# PROVIDED INFORMATION
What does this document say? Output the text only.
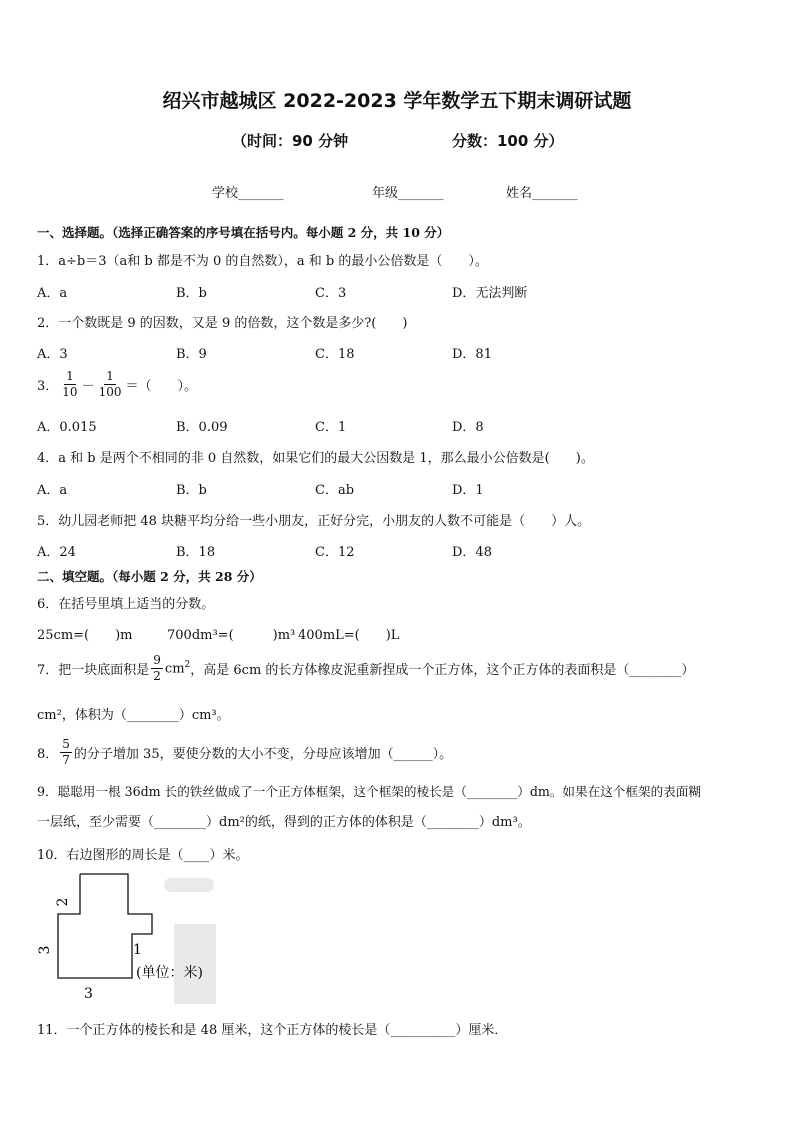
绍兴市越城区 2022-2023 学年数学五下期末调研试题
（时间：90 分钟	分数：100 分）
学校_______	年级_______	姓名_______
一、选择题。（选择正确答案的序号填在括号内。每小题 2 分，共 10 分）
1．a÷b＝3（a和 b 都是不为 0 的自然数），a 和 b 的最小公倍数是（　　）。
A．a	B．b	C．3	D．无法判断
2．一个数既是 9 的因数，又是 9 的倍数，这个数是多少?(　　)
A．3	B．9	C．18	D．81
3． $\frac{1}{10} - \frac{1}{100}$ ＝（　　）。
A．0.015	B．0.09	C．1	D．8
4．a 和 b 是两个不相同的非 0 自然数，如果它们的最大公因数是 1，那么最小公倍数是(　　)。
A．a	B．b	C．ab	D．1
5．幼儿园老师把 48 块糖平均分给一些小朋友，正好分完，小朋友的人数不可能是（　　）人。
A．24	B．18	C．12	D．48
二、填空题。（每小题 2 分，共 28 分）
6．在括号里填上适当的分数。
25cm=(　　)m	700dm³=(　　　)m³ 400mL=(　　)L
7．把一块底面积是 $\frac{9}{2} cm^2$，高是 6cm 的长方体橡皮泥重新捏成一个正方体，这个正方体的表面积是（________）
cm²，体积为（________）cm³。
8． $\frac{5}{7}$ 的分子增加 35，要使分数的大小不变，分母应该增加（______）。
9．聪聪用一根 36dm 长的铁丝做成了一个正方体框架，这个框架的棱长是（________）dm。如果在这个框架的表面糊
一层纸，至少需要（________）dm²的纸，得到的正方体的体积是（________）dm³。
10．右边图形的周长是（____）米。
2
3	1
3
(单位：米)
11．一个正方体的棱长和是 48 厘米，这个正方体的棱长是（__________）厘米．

# PROBLEM REQUIREMENTS
Quote everything in the listing above exactly; pictures are the only thing to omit.

# THE ANSWER
What does this document say? Output the text only.
绍兴市越城区 2022-2023 学年数学五下期末调研试题
（时间：90 分钟	分数：100 分）
学校_______	年级_______	姓名_______
一、选择题。（选择正确答案的序号填在括号内。每小题 2 分，共 10 分）
1．a÷b＝3（a和 b 都是不为 0 的自然数），a 和 b 的最小公倍数是（　　）。
A．a	B．b	C．3	D．无法判断
2．一个数既是 9 的因数，又是 9 的倍数，这个数是多少?(　　)
A．3	B．9	C．18	D．81
3． $\frac{1}{10} - \frac{1}{100}$ ＝（　　）。
A．0.015	B．0.09	C．1	D．8
4．a 和 b 是两个不相同的非 0 自然数，如果它们的最大公因数是 1，那么最小公倍数是(　　)。
A．a	B．b	C．ab	D．1
5．幼儿园老师把 48 块糖平均分给一些小朋友，正好分完，小朋友的人数不可能是（　　）人。
A．24	B．18	C．12	D．48
二、填空题。（每小题 2 分，共 28 分）
6．在括号里填上适当的分数。
25cm=(　　)m	700dm³=(　　　)m³ 400mL=(　　)L
7．把一块底面积是 $\frac{9}{2} cm^2$，高是 6cm 的长方体橡皮泥重新捏成一个正方体，这个正方体的表面积是（________）
cm²，体积为（________）cm³。
8． $\frac{5}{7}$ 的分子增加 35，要使分数的大小不变，分母应该增加（______）。
9．聪聪用一根 36dm 长的铁丝做成了一个正方体框架，这个框架的棱长是（________）dm。如果在这个框架的表面糊
一层纸，至少需要（________）dm²的纸，得到的正方体的体积是（________）dm³。
10．右边图形的周长是（____）米。
2
3	1
3
(单位：米)
11．一个正方体的棱长和是 48 厘米，这个正方体的棱长是（__________）厘米．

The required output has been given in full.